What you have to do → Report back each line of the records that contains the string "calage".
--- start of Dataset entries ---
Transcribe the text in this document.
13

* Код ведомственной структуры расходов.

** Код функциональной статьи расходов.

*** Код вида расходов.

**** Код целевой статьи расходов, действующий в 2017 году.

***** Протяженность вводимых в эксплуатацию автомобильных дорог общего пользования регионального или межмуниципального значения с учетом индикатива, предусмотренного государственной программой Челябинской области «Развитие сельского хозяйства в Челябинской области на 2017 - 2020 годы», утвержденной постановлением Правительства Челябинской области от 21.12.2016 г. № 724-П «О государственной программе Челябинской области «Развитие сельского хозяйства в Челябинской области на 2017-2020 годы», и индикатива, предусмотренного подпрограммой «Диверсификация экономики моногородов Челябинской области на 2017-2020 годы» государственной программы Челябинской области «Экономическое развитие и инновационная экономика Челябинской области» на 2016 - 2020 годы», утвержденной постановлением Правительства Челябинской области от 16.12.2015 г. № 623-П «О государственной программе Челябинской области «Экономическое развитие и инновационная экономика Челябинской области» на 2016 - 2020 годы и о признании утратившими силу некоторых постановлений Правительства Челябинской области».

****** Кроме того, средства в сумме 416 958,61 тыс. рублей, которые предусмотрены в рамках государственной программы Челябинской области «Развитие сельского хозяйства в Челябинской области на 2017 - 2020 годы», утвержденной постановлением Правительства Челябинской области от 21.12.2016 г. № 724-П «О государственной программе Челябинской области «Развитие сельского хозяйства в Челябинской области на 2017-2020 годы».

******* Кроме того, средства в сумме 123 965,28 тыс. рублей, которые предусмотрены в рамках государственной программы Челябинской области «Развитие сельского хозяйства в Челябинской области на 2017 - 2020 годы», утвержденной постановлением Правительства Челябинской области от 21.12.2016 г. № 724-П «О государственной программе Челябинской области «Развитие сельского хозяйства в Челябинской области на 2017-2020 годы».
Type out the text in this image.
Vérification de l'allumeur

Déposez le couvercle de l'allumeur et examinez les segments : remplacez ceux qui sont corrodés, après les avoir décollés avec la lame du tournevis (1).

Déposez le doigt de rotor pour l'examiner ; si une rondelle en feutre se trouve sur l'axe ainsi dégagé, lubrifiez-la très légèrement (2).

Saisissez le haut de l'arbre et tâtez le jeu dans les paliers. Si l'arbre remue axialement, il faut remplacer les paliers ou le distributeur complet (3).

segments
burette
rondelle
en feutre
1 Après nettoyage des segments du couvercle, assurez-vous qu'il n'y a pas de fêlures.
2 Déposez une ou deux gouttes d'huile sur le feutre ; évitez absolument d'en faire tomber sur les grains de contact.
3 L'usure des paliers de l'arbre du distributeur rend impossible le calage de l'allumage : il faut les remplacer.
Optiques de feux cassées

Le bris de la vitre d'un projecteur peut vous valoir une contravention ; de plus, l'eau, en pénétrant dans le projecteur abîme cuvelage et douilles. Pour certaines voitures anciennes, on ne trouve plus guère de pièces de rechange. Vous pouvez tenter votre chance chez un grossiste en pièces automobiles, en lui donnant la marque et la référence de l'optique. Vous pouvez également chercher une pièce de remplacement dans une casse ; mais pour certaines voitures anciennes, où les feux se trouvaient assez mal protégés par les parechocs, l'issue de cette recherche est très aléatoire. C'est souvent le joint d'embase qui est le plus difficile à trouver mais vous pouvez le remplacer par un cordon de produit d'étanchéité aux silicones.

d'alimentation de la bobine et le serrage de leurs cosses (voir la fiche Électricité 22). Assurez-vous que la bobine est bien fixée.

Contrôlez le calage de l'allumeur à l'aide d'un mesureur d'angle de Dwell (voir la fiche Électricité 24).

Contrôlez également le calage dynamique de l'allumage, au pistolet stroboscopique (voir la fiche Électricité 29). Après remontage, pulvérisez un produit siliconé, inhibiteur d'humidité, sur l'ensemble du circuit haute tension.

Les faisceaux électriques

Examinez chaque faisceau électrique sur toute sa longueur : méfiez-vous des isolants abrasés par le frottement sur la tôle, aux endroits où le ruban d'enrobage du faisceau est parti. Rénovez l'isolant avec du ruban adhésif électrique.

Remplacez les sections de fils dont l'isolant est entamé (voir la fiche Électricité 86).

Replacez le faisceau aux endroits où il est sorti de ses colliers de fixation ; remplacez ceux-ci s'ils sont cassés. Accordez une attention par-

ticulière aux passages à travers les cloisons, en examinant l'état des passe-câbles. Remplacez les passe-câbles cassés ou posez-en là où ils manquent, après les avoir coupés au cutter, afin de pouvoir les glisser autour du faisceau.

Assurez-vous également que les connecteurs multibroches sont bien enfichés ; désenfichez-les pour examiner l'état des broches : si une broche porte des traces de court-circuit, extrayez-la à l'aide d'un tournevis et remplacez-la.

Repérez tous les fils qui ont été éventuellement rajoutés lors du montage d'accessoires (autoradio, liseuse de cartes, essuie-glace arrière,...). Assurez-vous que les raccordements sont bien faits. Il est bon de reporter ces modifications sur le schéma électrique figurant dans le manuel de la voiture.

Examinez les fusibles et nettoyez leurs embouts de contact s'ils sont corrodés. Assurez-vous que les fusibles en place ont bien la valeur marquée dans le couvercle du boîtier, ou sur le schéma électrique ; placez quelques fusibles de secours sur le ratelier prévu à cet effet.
--- end of Dataset entries ---
Completed exercise →
3 L'usure des paliers de l'arbre du distributeur rend impossible le calage de l'allumage : il faut les remplacer.
Contrôlez le calage de l'allumeur à l'aide d'un mesureur d'angle de Dwell (voir la fiche Électricité 24).
Contrôlez également le calage dynamique de l'allumage, au pistolet stroboscopique (voir la fiche Électricité 29). Après remontage, pulvérisez un produit siliconé, inhibiteur d'humidité, sur l'ensemble du circuit haute tension.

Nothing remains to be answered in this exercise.